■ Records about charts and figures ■
···
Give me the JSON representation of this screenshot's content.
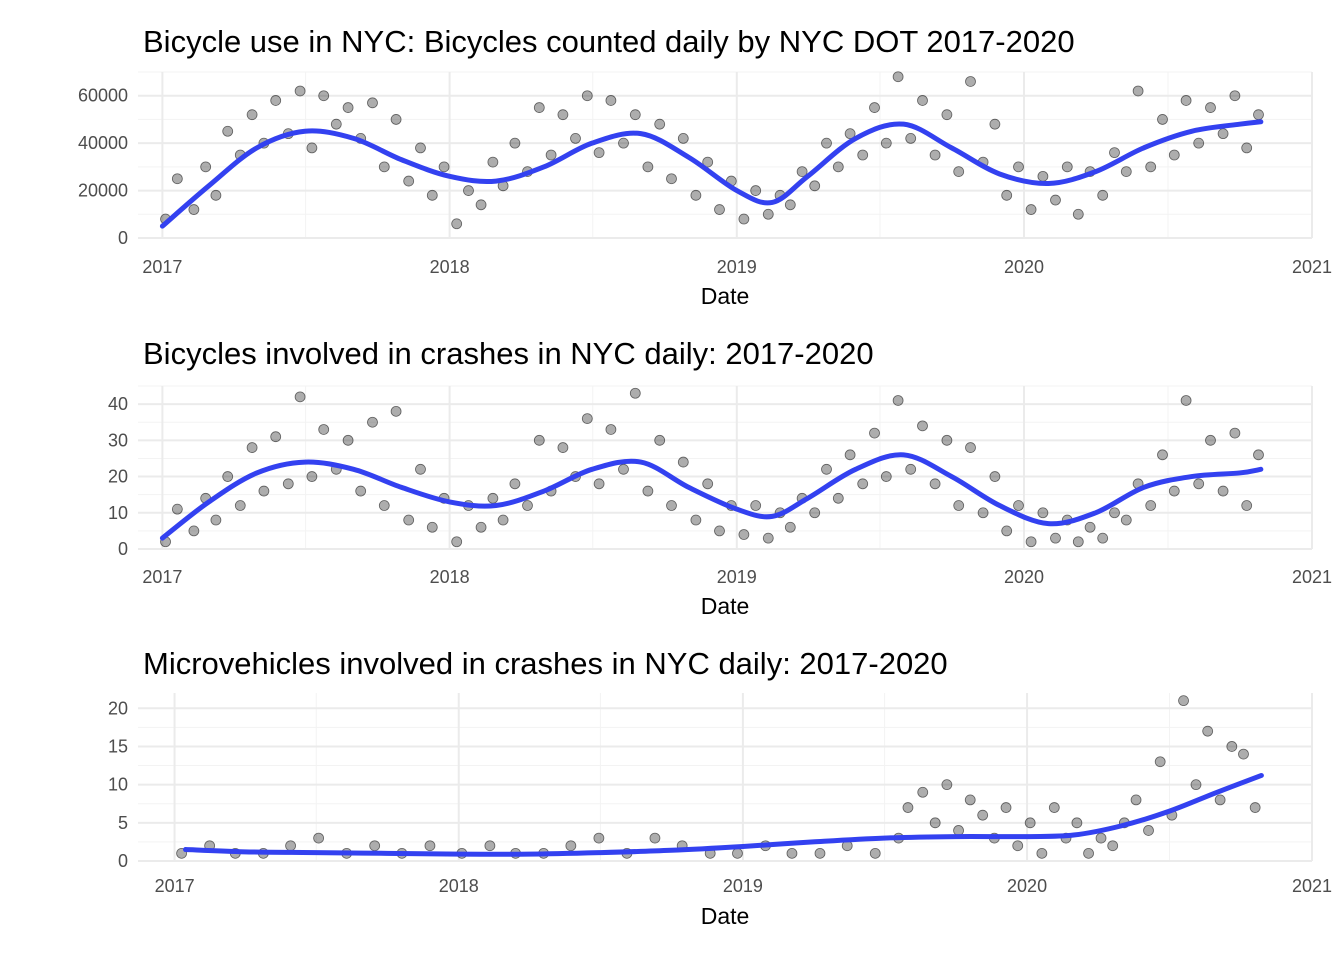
{
  "chart_data": [
    {
      "type": "scatter",
      "title": "Bicycle use in NYC: Bicycles counted daily by NYC DOT 2017-2020",
      "xlabel": "Date",
      "ylabel": "",
      "x_ticks": [
        "2017",
        "2018",
        "2019",
        "2020",
        "2021"
      ],
      "y_ticks": [
        "0",
        "20000",
        "40000",
        "60000"
      ],
      "xlim": [
        "2016-12-01",
        "2021-01-01"
      ],
      "ylim": [
        0,
        70000
      ],
      "point_color": "#000000",
      "smooth_color": "#3341f0",
      "series": [
        {
          "type": "smooth",
          "x": [
            "2017-01-01",
            "2017-03-01",
            "2017-05-01",
            "2017-07-01",
            "2017-09-01",
            "2017-11-01",
            "2018-01-01",
            "2018-03-01",
            "2018-05-01",
            "2018-07-01",
            "2018-09-01",
            "2018-11-01",
            "2019-01-01",
            "2019-02-15",
            "2019-04-01",
            "2019-06-01",
            "2019-08-01",
            "2019-10-01",
            "2019-12-01",
            "2020-02-01",
            "2020-04-01",
            "2020-06-01",
            "2020-08-01",
            "2020-10-01",
            "2020-10-28"
          ],
          "y": [
            5000,
            22000,
            38000,
            45000,
            42000,
            33000,
            26000,
            24000,
            30000,
            40000,
            44000,
            34000,
            20000,
            15000,
            26000,
            42000,
            48000,
            38000,
            27000,
            23000,
            28000,
            38000,
            45000,
            48000,
            49000
          ]
        },
        {
          "type": "scatter",
          "x": [
            "2017-01-05",
            "2017-01-20",
            "2017-02-10",
            "2017-02-25",
            "2017-03-10",
            "2017-03-25",
            "2017-04-10",
            "2017-04-25",
            "2017-05-10",
            "2017-05-25",
            "2017-06-10",
            "2017-06-25",
            "2017-07-10",
            "2017-07-25",
            "2017-08-10",
            "2017-08-25",
            "2017-09-10",
            "2017-09-25",
            "2017-10-10",
            "2017-10-25",
            "2017-11-10",
            "2017-11-25",
            "2017-12-10",
            "2017-12-25",
            "2018-01-10",
            "2018-01-25",
            "2018-02-10",
            "2018-02-25",
            "2018-03-10",
            "2018-03-25",
            "2018-04-10",
            "2018-04-25",
            "2018-05-10",
            "2018-05-25",
            "2018-06-10",
            "2018-06-25",
            "2018-07-10",
            "2018-07-25",
            "2018-08-10",
            "2018-08-25",
            "2018-09-10",
            "2018-09-25",
            "2018-10-10",
            "2018-10-25",
            "2018-11-10",
            "2018-11-25",
            "2018-12-10",
            "2018-12-25",
            "2019-01-10",
            "2019-01-25",
            "2019-02-10",
            "2019-02-25",
            "2019-03-10",
            "2019-03-25",
            "2019-04-10",
            "2019-04-25",
            "2019-05-10",
            "2019-05-25",
            "2019-06-10",
            "2019-06-25",
            "2019-07-10",
            "2019-07-25",
            "2019-08-10",
            "2019-08-25",
            "2019-09-10",
            "2019-09-25",
            "2019-10-10",
            "2019-10-25",
            "2019-11-10",
            "2019-11-25",
            "2019-12-10",
            "2019-12-25",
            "2020-01-10",
            "2020-01-25",
            "2020-02-10",
            "2020-02-25",
            "2020-03-10",
            "2020-03-25",
            "2020-04-10",
            "2020-04-25",
            "2020-05-10",
            "2020-05-25",
            "2020-06-10",
            "2020-06-25",
            "2020-07-10",
            "2020-07-25",
            "2020-08-10",
            "2020-08-25",
            "2020-09-10",
            "2020-09-25",
            "2020-10-10",
            "2020-10-25"
          ],
          "y": [
            8000,
            25000,
            12000,
            30000,
            18000,
            45000,
            35000,
            52000,
            40000,
            58000,
            44000,
            62000,
            38000,
            60000,
            48000,
            55000,
            42000,
            57000,
            30000,
            50000,
            24000,
            38000,
            18000,
            30000,
            6000,
            20000,
            14000,
            32000,
            22000,
            40000,
            28000,
            55000,
            35000,
            52000,
            42000,
            60000,
            36000,
            58000,
            40000,
            52000,
            30000,
            48000,
            25000,
            42000,
            18000,
            32000,
            12000,
            24000,
            8000,
            20000,
            10000,
            18000,
            14000,
            28000,
            22000,
            40000,
            30000,
            44000,
            35000,
            55000,
            40000,
            68000,
            42000,
            58000,
            35000,
            52000,
            28000,
            66000,
            32000,
            48000,
            18000,
            30000,
            12000,
            26000,
            16000,
            30000,
            10000,
            28000,
            18000,
            36000,
            28000,
            62000,
            30000,
            50000,
            35000,
            58000,
            40000,
            55000,
            44000,
            60000,
            38000,
            52000
          ]
        }
      ]
    },
    {
      "type": "scatter",
      "title": "Bicycles involved in crashes in NYC daily: 2017-2020",
      "xlabel": "Date",
      "ylabel": "",
      "x_ticks": [
        "2017",
        "2018",
        "2019",
        "2020",
        "2021"
      ],
      "y_ticks": [
        "0",
        "10",
        "20",
        "30",
        "40"
      ],
      "xlim": [
        "2016-12-01",
        "2021-01-01"
      ],
      "ylim": [
        0,
        45
      ],
      "point_color": "#000000",
      "smooth_color": "#3341f0",
      "series": [
        {
          "type": "smooth",
          "x": [
            "2017-01-01",
            "2017-03-01",
            "2017-05-01",
            "2017-07-01",
            "2017-09-01",
            "2017-11-01",
            "2018-01-01",
            "2018-03-01",
            "2018-05-01",
            "2018-07-01",
            "2018-09-01",
            "2018-11-01",
            "2019-01-01",
            "2019-02-15",
            "2019-04-01",
            "2019-06-01",
            "2019-08-01",
            "2019-10-01",
            "2019-12-01",
            "2020-02-01",
            "2020-04-01",
            "2020-06-01",
            "2020-08-01",
            "2020-10-01",
            "2020-10-28"
          ],
          "y": [
            3,
            13,
            21,
            24,
            22,
            17,
            13,
            12,
            16,
            22,
            24,
            17,
            11,
            9,
            14,
            22,
            26,
            20,
            12,
            7,
            10,
            17,
            20,
            21,
            22
          ]
        },
        {
          "type": "scatter",
          "x": [
            "2017-01-05",
            "2017-01-20",
            "2017-02-10",
            "2017-02-25",
            "2017-03-10",
            "2017-03-25",
            "2017-04-10",
            "2017-04-25",
            "2017-05-10",
            "2017-05-25",
            "2017-06-10",
            "2017-06-25",
            "2017-07-10",
            "2017-07-25",
            "2017-08-10",
            "2017-08-25",
            "2017-09-10",
            "2017-09-25",
            "2017-10-10",
            "2017-10-25",
            "2017-11-10",
            "2017-11-25",
            "2017-12-10",
            "2017-12-25",
            "2018-01-10",
            "2018-01-25",
            "2018-02-10",
            "2018-02-25",
            "2018-03-10",
            "2018-03-25",
            "2018-04-10",
            "2018-04-25",
            "2018-05-10",
            "2018-05-25",
            "2018-06-10",
            "2018-06-25",
            "2018-07-10",
            "2018-07-25",
            "2018-08-10",
            "2018-08-25",
            "2018-09-10",
            "2018-09-25",
            "2018-10-10",
            "2018-10-25",
            "2018-11-10",
            "2018-11-25",
            "2018-12-10",
            "2018-12-25",
            "2019-01-10",
            "2019-01-25",
            "2019-02-10",
            "2019-02-25",
            "2019-03-10",
            "2019-03-25",
            "2019-04-10",
            "2019-04-25",
            "2019-05-10",
            "2019-05-25",
            "2019-06-10",
            "2019-06-25",
            "2019-07-10",
            "2019-07-25",
            "2019-08-10",
            "2019-08-25",
            "2019-09-10",
            "2019-09-25",
            "2019-10-10",
            "2019-10-25",
            "2019-11-10",
            "2019-11-25",
            "2019-12-10",
            "2019-12-25",
            "2020-01-10",
            "2020-01-25",
            "2020-02-10",
            "2020-02-25",
            "2020-03-10",
            "2020-03-25",
            "2020-04-10",
            "2020-04-25",
            "2020-05-10",
            "2020-05-25",
            "2020-06-10",
            "2020-06-25",
            "2020-07-10",
            "2020-07-25",
            "2020-08-10",
            "2020-08-25",
            "2020-09-10",
            "2020-09-25",
            "2020-10-10",
            "2020-10-25"
          ],
          "y": [
            2,
            11,
            5,
            14,
            8,
            20,
            12,
            28,
            16,
            31,
            18,
            42,
            20,
            33,
            22,
            30,
            16,
            35,
            12,
            38,
            8,
            22,
            6,
            14,
            2,
            12,
            6,
            14,
            8,
            18,
            12,
            30,
            16,
            28,
            20,
            36,
            18,
            33,
            22,
            43,
            16,
            30,
            12,
            24,
            8,
            18,
            5,
            12,
            4,
            12,
            3,
            10,
            6,
            14,
            10,
            22,
            14,
            26,
            18,
            32,
            20,
            41,
            22,
            34,
            18,
            30,
            12,
            28,
            10,
            20,
            5,
            12,
            2,
            10,
            3,
            8,
            2,
            6,
            3,
            10,
            8,
            18,
            12,
            26,
            16,
            41,
            18,
            30,
            16,
            32,
            12,
            26
          ]
        }
      ]
    },
    {
      "type": "scatter",
      "title": "Microvehicles involved in crashes in NYC daily: 2017-2020",
      "xlabel": "Date",
      "ylabel": "",
      "x_ticks": [
        "2017",
        "2018",
        "2019",
        "2020",
        "2021"
      ],
      "y_ticks": [
        "0",
        "5",
        "10",
        "15",
        "20"
      ],
      "xlim": [
        "2016-11-15",
        "2021-01-01"
      ],
      "ylim": [
        0,
        22
      ],
      "point_color": "#000000",
      "smooth_color": "#3341f0",
      "series": [
        {
          "type": "smooth",
          "x": [
            "2017-01-15",
            "2017-04-01",
            "2017-07-01",
            "2017-10-01",
            "2018-01-01",
            "2018-04-01",
            "2018-07-01",
            "2018-10-01",
            "2019-01-01",
            "2019-04-01",
            "2019-07-01",
            "2019-10-01",
            "2020-01-01",
            "2020-03-01",
            "2020-05-01",
            "2020-07-01",
            "2020-09-01",
            "2020-10-28"
          ],
          "y": [
            1.5,
            1.2,
            1.1,
            1.0,
            0.9,
            0.9,
            1.1,
            1.4,
            1.9,
            2.5,
            3.0,
            3.2,
            3.2,
            3.4,
            4.6,
            6.5,
            9.0,
            11.2
          ]
        },
        {
          "type": "scatter",
          "x": [
            "2017-01-10",
            "2017-02-15",
            "2017-03-20",
            "2017-04-25",
            "2017-05-30",
            "2017-07-05",
            "2017-08-10",
            "2017-09-15",
            "2017-10-20",
            "2017-11-25",
            "2018-01-05",
            "2018-02-10",
            "2018-03-15",
            "2018-04-20",
            "2018-05-25",
            "2018-06-30",
            "2018-08-05",
            "2018-09-10",
            "2018-10-15",
            "2018-11-20",
            "2018-12-25",
            "2019-01-30",
            "2019-03-05",
            "2019-04-10",
            "2019-05-15",
            "2019-06-20",
            "2019-07-20",
            "2019-08-01",
            "2019-08-20",
            "2019-09-05",
            "2019-09-20",
            "2019-10-05",
            "2019-10-20",
            "2019-11-05",
            "2019-11-20",
            "2019-12-05",
            "2019-12-20",
            "2020-01-05",
            "2020-01-20",
            "2020-02-05",
            "2020-02-20",
            "2020-03-05",
            "2020-03-20",
            "2020-04-05",
            "2020-04-20",
            "2020-05-05",
            "2020-05-20",
            "2020-06-05",
            "2020-06-20",
            "2020-07-05",
            "2020-07-20",
            "2020-08-05",
            "2020-08-20",
            "2020-09-05",
            "2020-09-20",
            "2020-10-05",
            "2020-10-20"
          ],
          "y": [
            1,
            2,
            1,
            1,
            2,
            3,
            1,
            2,
            1,
            2,
            1,
            2,
            1,
            1,
            2,
            3,
            1,
            3,
            2,
            1,
            1,
            2,
            1,
            1,
            2,
            1,
            3,
            7,
            9,
            5,
            10,
            4,
            8,
            6,
            3,
            7,
            2,
            5,
            1,
            7,
            3,
            5,
            1,
            3,
            2,
            5,
            8,
            4,
            13,
            6,
            21,
            10,
            17,
            8,
            15,
            14,
            7
          ]
        }
      ]
    }
  ]
}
···
From the listing above, return each line with the word "involved".

      "title": "Bicycles involved in crashes in NYC daily: 2017-2020",
      "title": "Microvehicles involved in crashes in NYC daily: 2017-2020",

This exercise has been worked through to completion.